■ **Material provided**
--- --- ---

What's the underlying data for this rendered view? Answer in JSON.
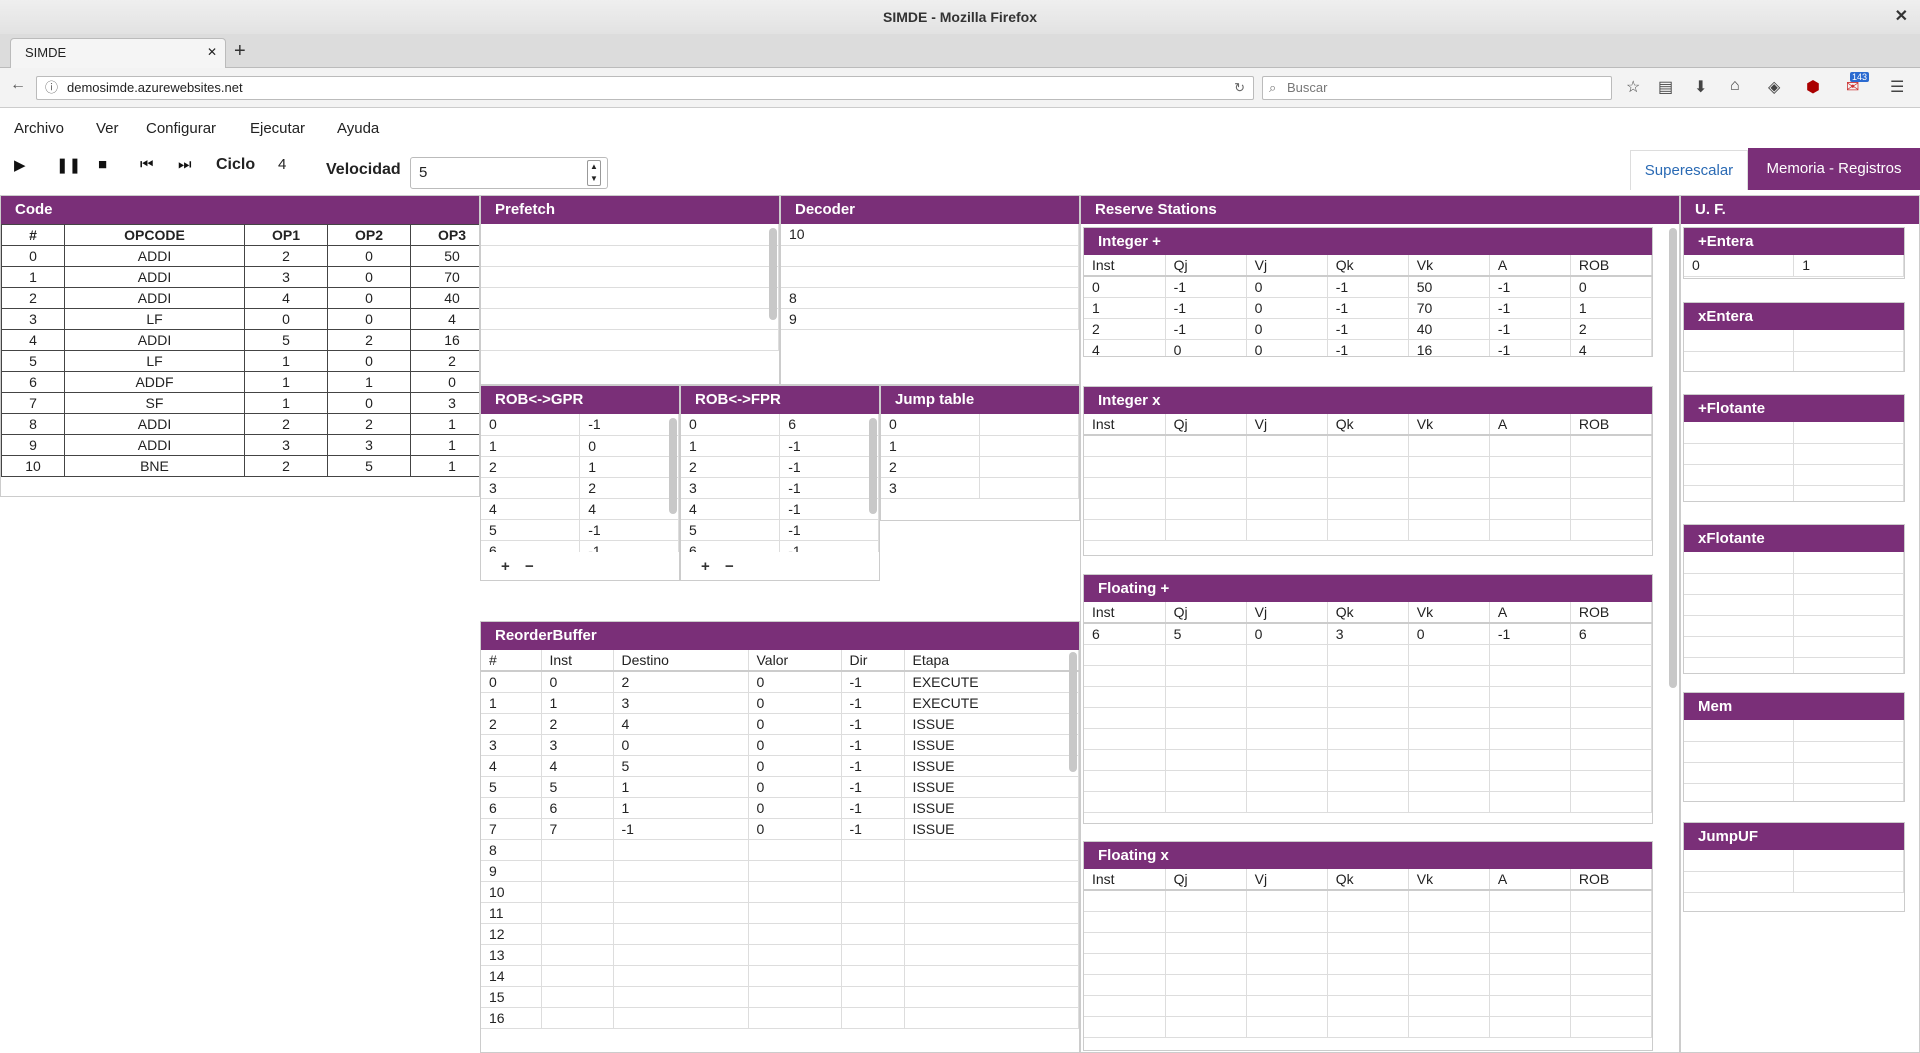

--- --- ---

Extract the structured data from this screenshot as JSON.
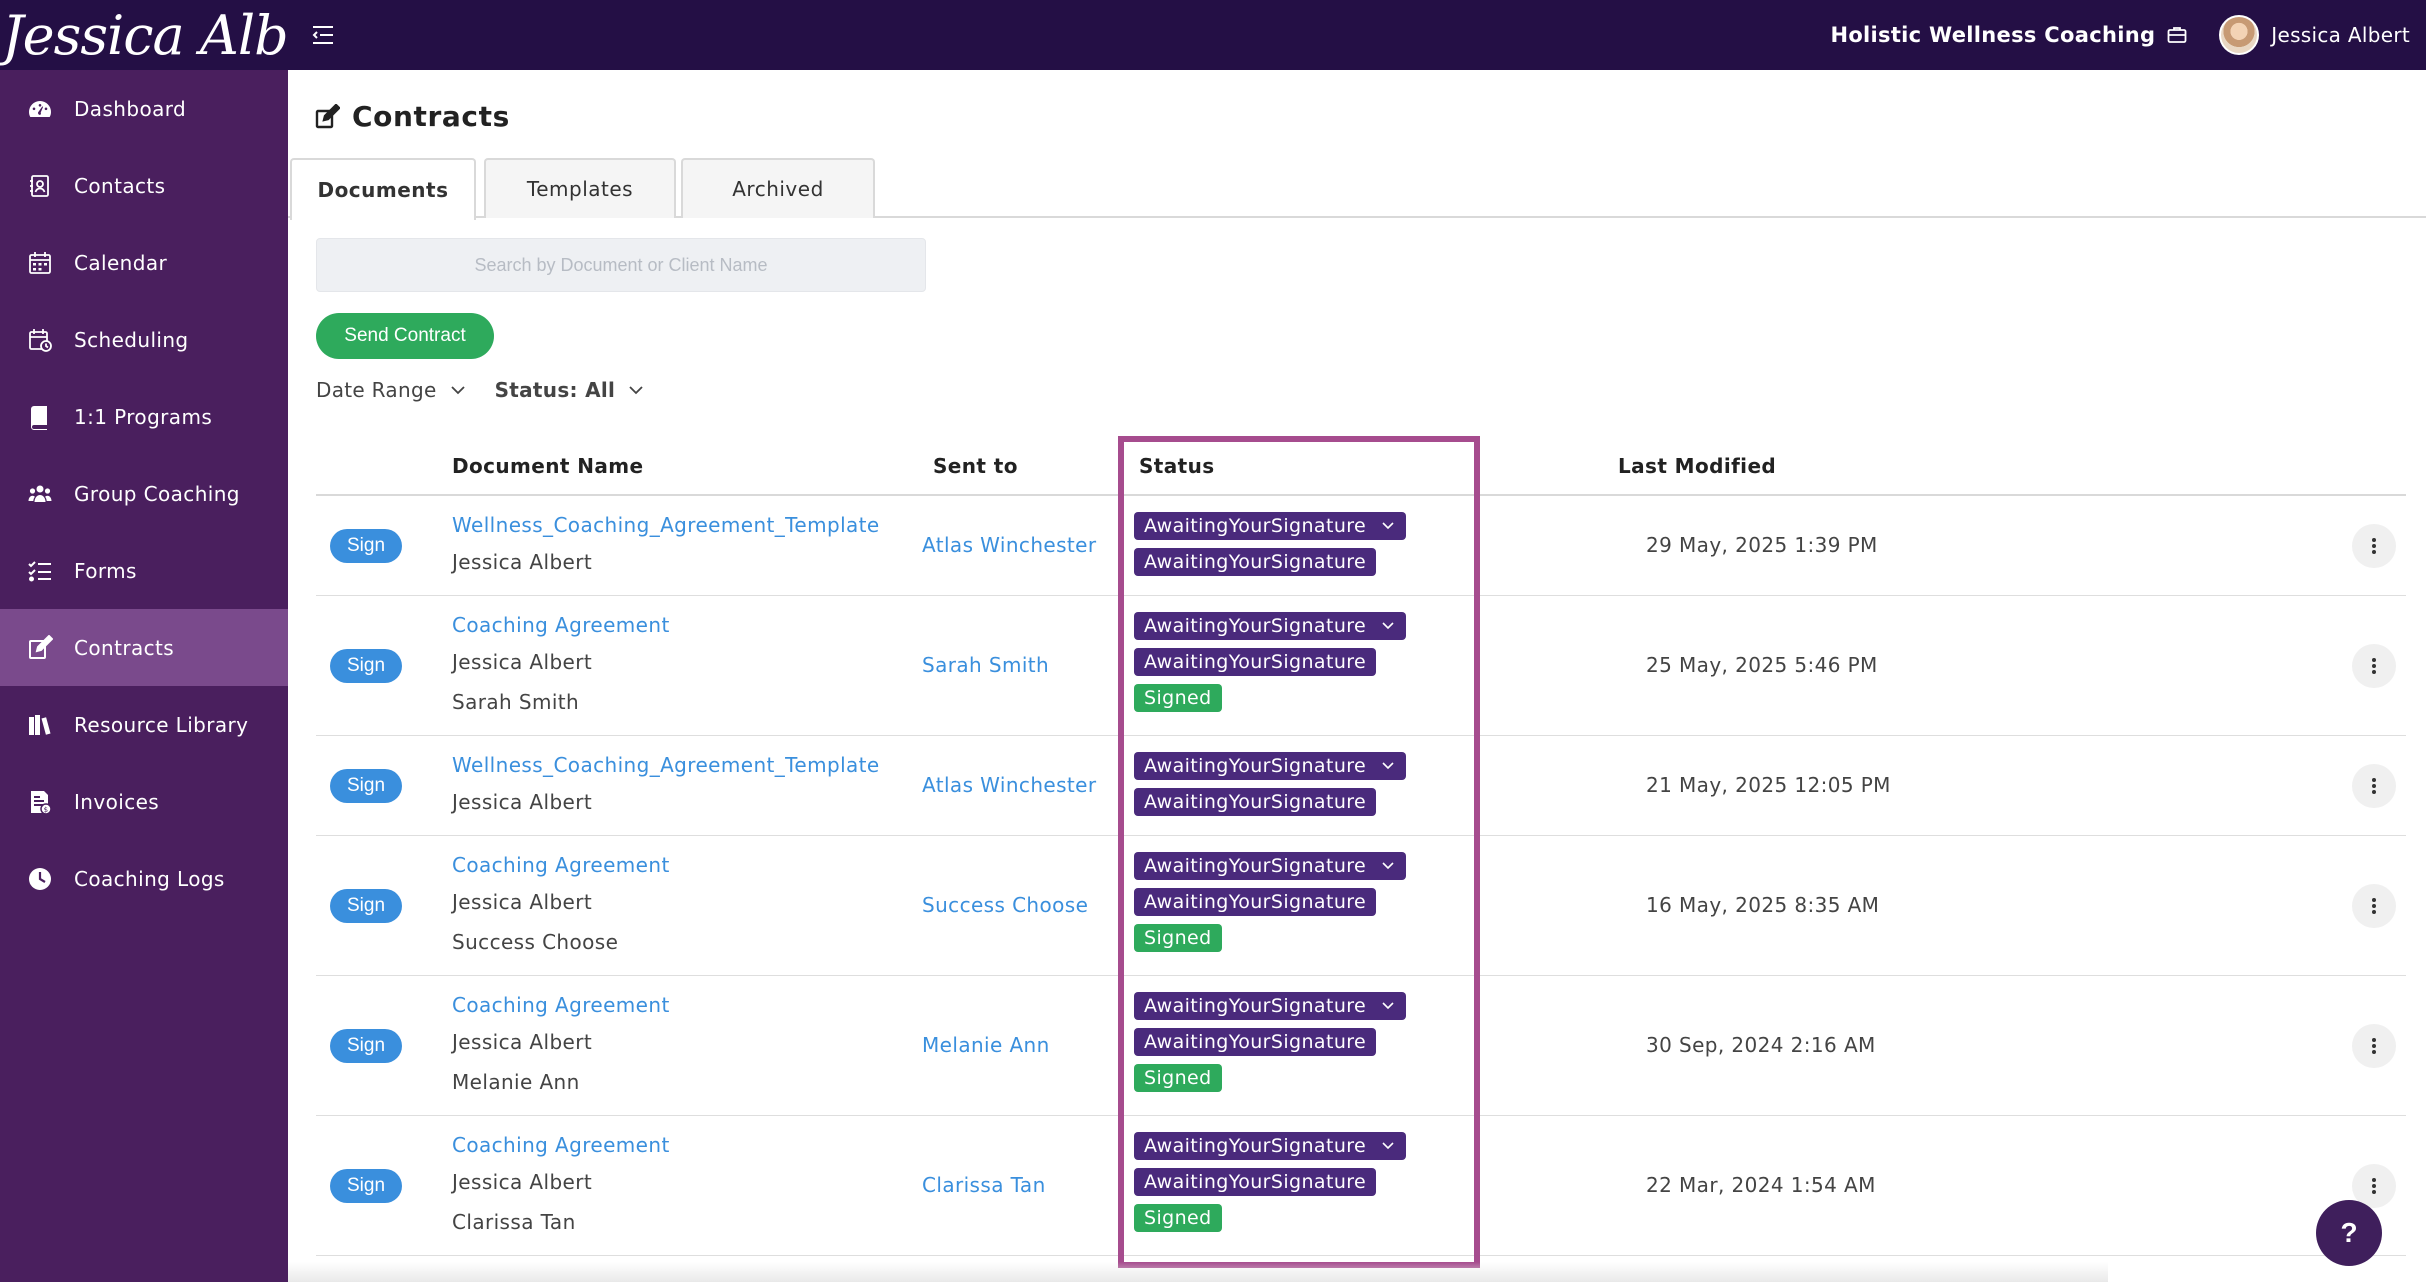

--- --- ---

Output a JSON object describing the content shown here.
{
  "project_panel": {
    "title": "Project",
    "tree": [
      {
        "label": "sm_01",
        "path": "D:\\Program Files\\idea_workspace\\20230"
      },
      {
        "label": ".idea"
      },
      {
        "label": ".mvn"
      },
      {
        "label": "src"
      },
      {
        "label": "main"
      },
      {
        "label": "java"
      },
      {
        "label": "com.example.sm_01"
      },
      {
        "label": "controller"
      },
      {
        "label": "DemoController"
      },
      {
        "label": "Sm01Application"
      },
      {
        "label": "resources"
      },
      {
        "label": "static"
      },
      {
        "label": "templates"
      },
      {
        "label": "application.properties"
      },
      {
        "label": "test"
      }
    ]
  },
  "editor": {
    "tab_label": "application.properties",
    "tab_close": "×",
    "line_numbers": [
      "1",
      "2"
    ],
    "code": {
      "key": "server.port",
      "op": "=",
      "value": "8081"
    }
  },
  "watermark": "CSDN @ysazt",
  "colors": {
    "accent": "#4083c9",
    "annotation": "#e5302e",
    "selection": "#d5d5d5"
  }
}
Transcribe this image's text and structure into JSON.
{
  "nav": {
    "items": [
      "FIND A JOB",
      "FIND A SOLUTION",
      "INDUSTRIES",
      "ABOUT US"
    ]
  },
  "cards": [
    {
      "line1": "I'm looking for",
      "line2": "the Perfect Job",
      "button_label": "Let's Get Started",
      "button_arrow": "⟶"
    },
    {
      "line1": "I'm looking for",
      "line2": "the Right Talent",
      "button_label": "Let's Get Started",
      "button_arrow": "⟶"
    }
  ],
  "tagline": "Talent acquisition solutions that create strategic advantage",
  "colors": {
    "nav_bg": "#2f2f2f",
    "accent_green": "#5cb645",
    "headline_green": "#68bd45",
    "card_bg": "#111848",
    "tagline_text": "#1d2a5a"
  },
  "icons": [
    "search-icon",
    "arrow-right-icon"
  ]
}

--- --- ---

■ **Do this**
Note each line of the entries that has "data" in it, and copy those lines.

■ **The response**
What's the underlying data for this rendered view? Answer in JSON.
Extract the structured data from this screenshot as JSON.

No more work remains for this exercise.